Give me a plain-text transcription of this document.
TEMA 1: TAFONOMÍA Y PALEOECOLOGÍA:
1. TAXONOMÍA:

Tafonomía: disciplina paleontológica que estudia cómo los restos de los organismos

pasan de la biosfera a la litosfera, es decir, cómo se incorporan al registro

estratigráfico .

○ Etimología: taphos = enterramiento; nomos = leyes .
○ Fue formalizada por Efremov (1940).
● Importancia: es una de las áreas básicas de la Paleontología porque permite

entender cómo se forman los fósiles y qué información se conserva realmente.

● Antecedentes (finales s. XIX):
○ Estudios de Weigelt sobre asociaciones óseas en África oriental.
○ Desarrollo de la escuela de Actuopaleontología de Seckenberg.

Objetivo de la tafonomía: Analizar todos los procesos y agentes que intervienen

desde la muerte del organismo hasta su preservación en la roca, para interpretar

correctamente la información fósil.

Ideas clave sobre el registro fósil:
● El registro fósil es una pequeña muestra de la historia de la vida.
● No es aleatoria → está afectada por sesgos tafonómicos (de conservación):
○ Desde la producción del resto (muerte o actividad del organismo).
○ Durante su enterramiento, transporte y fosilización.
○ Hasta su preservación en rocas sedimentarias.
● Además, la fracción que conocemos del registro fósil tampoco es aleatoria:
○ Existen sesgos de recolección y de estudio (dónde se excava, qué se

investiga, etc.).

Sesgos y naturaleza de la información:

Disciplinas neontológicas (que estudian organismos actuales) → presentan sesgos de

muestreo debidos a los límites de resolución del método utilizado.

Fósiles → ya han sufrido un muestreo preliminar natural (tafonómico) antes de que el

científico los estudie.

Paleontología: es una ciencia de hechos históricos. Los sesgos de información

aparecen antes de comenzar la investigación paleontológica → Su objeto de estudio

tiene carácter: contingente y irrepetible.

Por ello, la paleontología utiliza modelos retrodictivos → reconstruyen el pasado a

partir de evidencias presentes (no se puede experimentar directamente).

GOAL
The listing above should be transcribed in full, exactly as written.

COMPLETED TASK
Give me a plain-text transcription of this document.
TEMA 1: TAFONOMÍA Y PALEOECOLOGÍA:
1. TAXONOMÍA:

Tafonomía: disciplina paleontológica que estudia cómo los restos de los organismos

pasan de la biosfera a la litosfera, es decir, cómo se incorporan al registro

estratigráfico .

○ Etimología: taphos = enterramiento; nomos = leyes .
○ Fue formalizada por Efremov (1940).
● Importancia: es una de las áreas básicas de la Paleontología porque permite

entender cómo se forman los fósiles y qué información se conserva realmente.

● Antecedentes (finales s. XIX):
○ Estudios de Weigelt sobre asociaciones óseas en África oriental.
○ Desarrollo de la escuela de Actuopaleontología de Seckenberg.

Objetivo de la tafonomía: Analizar todos los procesos y agentes que intervienen

desde la muerte del organismo hasta su preservación en la roca, para interpretar

correctamente la información fósil.

Ideas clave sobre el registro fósil:
● El registro fósil es una pequeña muestra de la historia de la vida.
● No es aleatoria → está afectada por sesgos tafonómicos (de conservación):
○ Desde la producción del resto (muerte o actividad del organismo).
○ Durante su enterramiento, transporte y fosilización.
○ Hasta su preservación en rocas sedimentarias.
● Además, la fracción que conocemos del registro fósil tampoco es aleatoria:
○ Existen sesgos de recolección y de estudio (dónde se excava, qué se

investiga, etc.).

Sesgos y naturaleza de la información:

Disciplinas neontológicas (que estudian organismos actuales) → presentan sesgos de

muestreo debidos a los límites de resolución del método utilizado.

Fósiles → ya han sufrido un muestreo preliminar natural (tafonómico) antes de que el

científico los estudie.

Paleontología: es una ciencia de hechos históricos. Los sesgos de información

aparecen antes de comenzar la investigación paleontológica → Su objeto de estudio

tiene carácter: contingente y irrepetible.

Por ello, la paleontología utiliza modelos retrodictivos → reconstruyen el pasado a

partir de evidencias presentes (no se puede experimentar directamente).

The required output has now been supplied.